::: Stored records

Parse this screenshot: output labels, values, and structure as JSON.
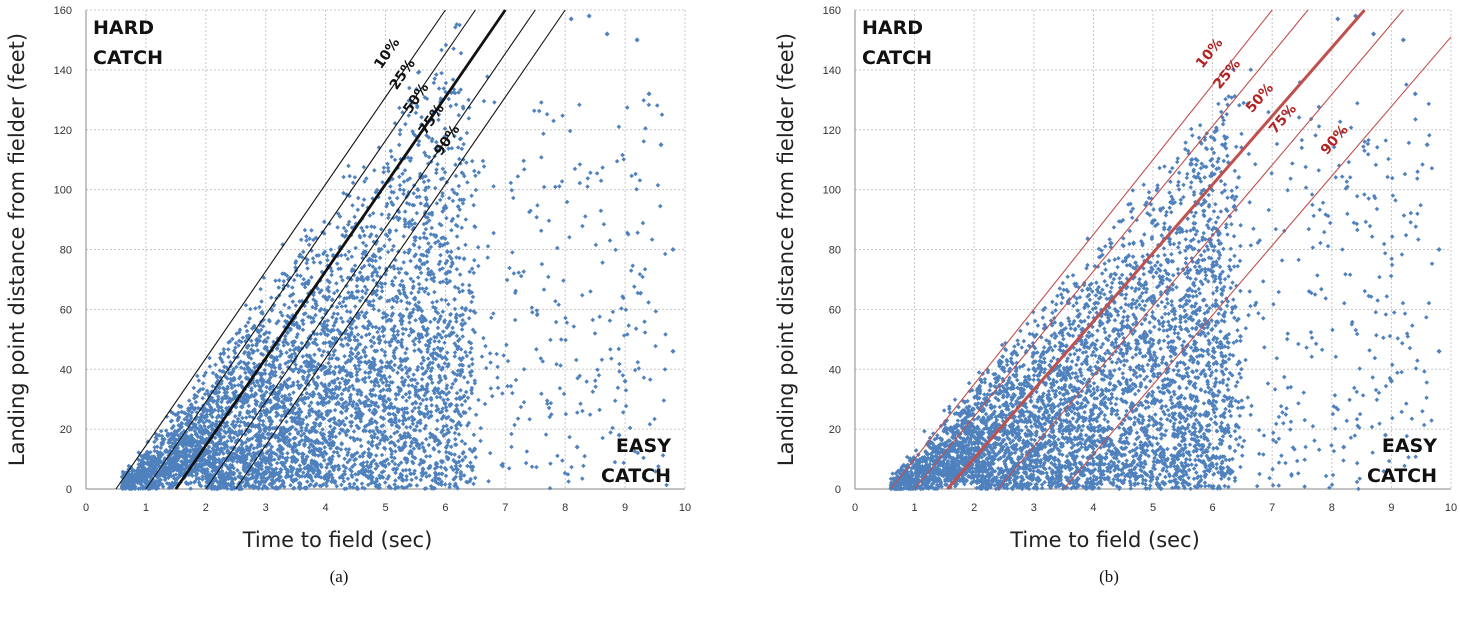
{
  "chart_data": [
    {
      "type": "scatter",
      "subcaption": "(a)",
      "xlabel": "Time to field (sec)",
      "ylabel": "Landing point distance from fielder (feet)",
      "xlim": [
        0,
        10
      ],
      "ylim": [
        0,
        160
      ],
      "xticks": [
        "0",
        "1",
        "2",
        "3",
        "4",
        "5",
        "6",
        "7",
        "8",
        "9",
        "10"
      ],
      "yticks": [
        "0",
        "20",
        "40",
        "60",
        "80",
        "100",
        "120",
        "140",
        "160"
      ],
      "grid": true,
      "point_color": "#4f81bd",
      "line_color": "#111111",
      "corner_labels": {
        "top_left": [
          "HARD",
          "CATCH"
        ],
        "bottom_right": [
          "EASY",
          "CATCH"
        ]
      },
      "percentile_lines": [
        {
          "label": "10%",
          "x0": 0.5,
          "x1": 6.0,
          "y1": 160,
          "width": 1.1
        },
        {
          "label": "25%",
          "x0": 1.0,
          "x1": 6.5,
          "y1": 160,
          "width": 1.1
        },
        {
          "label": "50%",
          "x0": 1.5,
          "x1": 7.0,
          "y1": 160,
          "width": 2.8
        },
        {
          "label": "75%",
          "x0": 2.0,
          "x1": 7.5,
          "y1": 160,
          "width": 1.1
        },
        {
          "label": "90%",
          "x0": 2.5,
          "x1": 8.0,
          "y1": 160,
          "width": 1.1
        }
      ],
      "points_summary": {
        "cloud_slope": 28.8,
        "min_time": 0.6,
        "max_time": 9.8,
        "sparse_outliers": [
          [
            9.8,
            80
          ],
          [
            9.8,
            46
          ],
          [
            9.6,
            115
          ],
          [
            9.4,
            132
          ],
          [
            9.2,
            150
          ],
          [
            8.7,
            152
          ],
          [
            8.4,
            158
          ],
          [
            8.1,
            157
          ],
          [
            9.0,
            36
          ],
          [
            8.9,
            18
          ],
          [
            8.2,
            14
          ]
        ]
      }
    },
    {
      "type": "scatter",
      "subcaption": "(b)",
      "xlabel": "Time to field (sec)",
      "ylabel": "Landing point distance from fielder (feet)",
      "xlim": [
        0,
        10
      ],
      "ylim": [
        0,
        160
      ],
      "xticks": [
        "0",
        "1",
        "2",
        "3",
        "4",
        "5",
        "6",
        "7",
        "8",
        "9",
        "10"
      ],
      "yticks": [
        "0",
        "20",
        "40",
        "60",
        "80",
        "100",
        "120",
        "140",
        "160"
      ],
      "grid": true,
      "point_color": "#4f81bd",
      "line_color": "#c0504d",
      "corner_labels": {
        "top_left": [
          "HARD",
          "CATCH"
        ],
        "bottom_right": [
          "EASY",
          "CATCH"
        ]
      },
      "percentile_lines": [
        {
          "label": "10%",
          "x0": 0.6,
          "x1": 7.0,
          "y1": 160,
          "width": 1.1
        },
        {
          "label": "25%",
          "x0": 1.0,
          "x1": 7.6,
          "y1": 160,
          "width": 1.1
        },
        {
          "label": "50%",
          "x0": 1.55,
          "x1": 8.55,
          "y1": 160,
          "width": 3.0
        },
        {
          "label": "75%",
          "x0": 2.4,
          "x1": 9.2,
          "y1": 160,
          "width": 1.1
        },
        {
          "label": "90%",
          "x0": 3.5,
          "x1": 10.0,
          "y1": 151,
          "width": 1.1
        }
      ],
      "points_summary": {
        "cloud_slope": 24.5,
        "min_time": 0.6,
        "max_time": 9.8,
        "sparse_outliers": [
          [
            9.8,
            80
          ],
          [
            9.8,
            46
          ],
          [
            9.6,
            115
          ],
          [
            9.4,
            132
          ],
          [
            9.2,
            150
          ],
          [
            8.7,
            152
          ],
          [
            8.4,
            158
          ],
          [
            8.1,
            157
          ],
          [
            9.0,
            36
          ],
          [
            8.9,
            18
          ],
          [
            8.2,
            14
          ]
        ]
      }
    }
  ]
}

::::::

## What to work on
Each line of the data is to be duplicated exactly; pictures stay out of the copy.

## Result of the task
Parse this screenshot: output labels, values, and structure as JSON.
{
  "chart_data": [
    {
      "type": "scatter",
      "subcaption": "(a)",
      "xlabel": "Time to field (sec)",
      "ylabel": "Landing point distance from fielder (feet)",
      "xlim": [
        0,
        10
      ],
      "ylim": [
        0,
        160
      ],
      "xticks": [
        "0",
        "1",
        "2",
        "3",
        "4",
        "5",
        "6",
        "7",
        "8",
        "9",
        "10"
      ],
      "yticks": [
        "0",
        "20",
        "40",
        "60",
        "80",
        "100",
        "120",
        "140",
        "160"
      ],
      "grid": true,
      "point_color": "#4f81bd",
      "line_color": "#111111",
      "corner_labels": {
        "top_left": [
          "HARD",
          "CATCH"
        ],
        "bottom_right": [
          "EASY",
          "CATCH"
        ]
      },
      "percentile_lines": [
        {
          "label": "10%",
          "x0": 0.5,
          "x1": 6.0,
          "y1": 160,
          "width": 1.1
        },
        {
          "label": "25%",
          "x0": 1.0,
          "x1": 6.5,
          "y1": 160,
          "width": 1.1
        },
        {
          "label": "50%",
          "x0": 1.5,
          "x1": 7.0,
          "y1": 160,
          "width": 2.8
        },
        {
          "label": "75%",
          "x0": 2.0,
          "x1": 7.5,
          "y1": 160,
          "width": 1.1
        },
        {
          "label": "90%",
          "x0": 2.5,
          "x1": 8.0,
          "y1": 160,
          "width": 1.1
        }
      ],
      "points_summary": {
        "cloud_slope": 28.8,
        "min_time": 0.6,
        "max_time": 9.8,
        "sparse_outliers": [
          [
            9.8,
            80
          ],
          [
            9.8,
            46
          ],
          [
            9.6,
            115
          ],
          [
            9.4,
            132
          ],
          [
            9.2,
            150
          ],
          [
            8.7,
            152
          ],
          [
            8.4,
            158
          ],
          [
            8.1,
            157
          ],
          [
            9.0,
            36
          ],
          [
            8.9,
            18
          ],
          [
            8.2,
            14
          ]
        ]
      }
    },
    {
      "type": "scatter",
      "subcaption": "(b)",
      "xlabel": "Time to field (sec)",
      "ylabel": "Landing point distance from fielder (feet)",
      "xlim": [
        0,
        10
      ],
      "ylim": [
        0,
        160
      ],
      "xticks": [
        "0",
        "1",
        "2",
        "3",
        "4",
        "5",
        "6",
        "7",
        "8",
        "9",
        "10"
      ],
      "yticks": [
        "0",
        "20",
        "40",
        "60",
        "80",
        "100",
        "120",
        "140",
        "160"
      ],
      "grid": true,
      "point_color": "#4f81bd",
      "line_color": "#c0504d",
      "corner_labels": {
        "top_left": [
          "HARD",
          "CATCH"
        ],
        "bottom_right": [
          "EASY",
          "CATCH"
        ]
      },
      "percentile_lines": [
        {
          "label": "10%",
          "x0": 0.6,
          "x1": 7.0,
          "y1": 160,
          "width": 1.1
        },
        {
          "label": "25%",
          "x0": 1.0,
          "x1": 7.6,
          "y1": 160,
          "width": 1.1
        },
        {
          "label": "50%",
          "x0": 1.55,
          "x1": 8.55,
          "y1": 160,
          "width": 3.0
        },
        {
          "label": "75%",
          "x0": 2.4,
          "x1": 9.2,
          "y1": 160,
          "width": 1.1
        },
        {
          "label": "90%",
          "x0": 3.5,
          "x1": 10.0,
          "y1": 151,
          "width": 1.1
        }
      ],
      "points_summary": {
        "cloud_slope": 24.5,
        "min_time": 0.6,
        "max_time": 9.8,
        "sparse_outliers": [
          [
            9.8,
            80
          ],
          [
            9.8,
            46
          ],
          [
            9.6,
            115
          ],
          [
            9.4,
            132
          ],
          [
            9.2,
            150
          ],
          [
            8.7,
            152
          ],
          [
            8.4,
            158
          ],
          [
            8.1,
            157
          ],
          [
            9.0,
            36
          ],
          [
            8.9,
            18
          ],
          [
            8.2,
            14
          ]
        ]
      }
    }
  ]
}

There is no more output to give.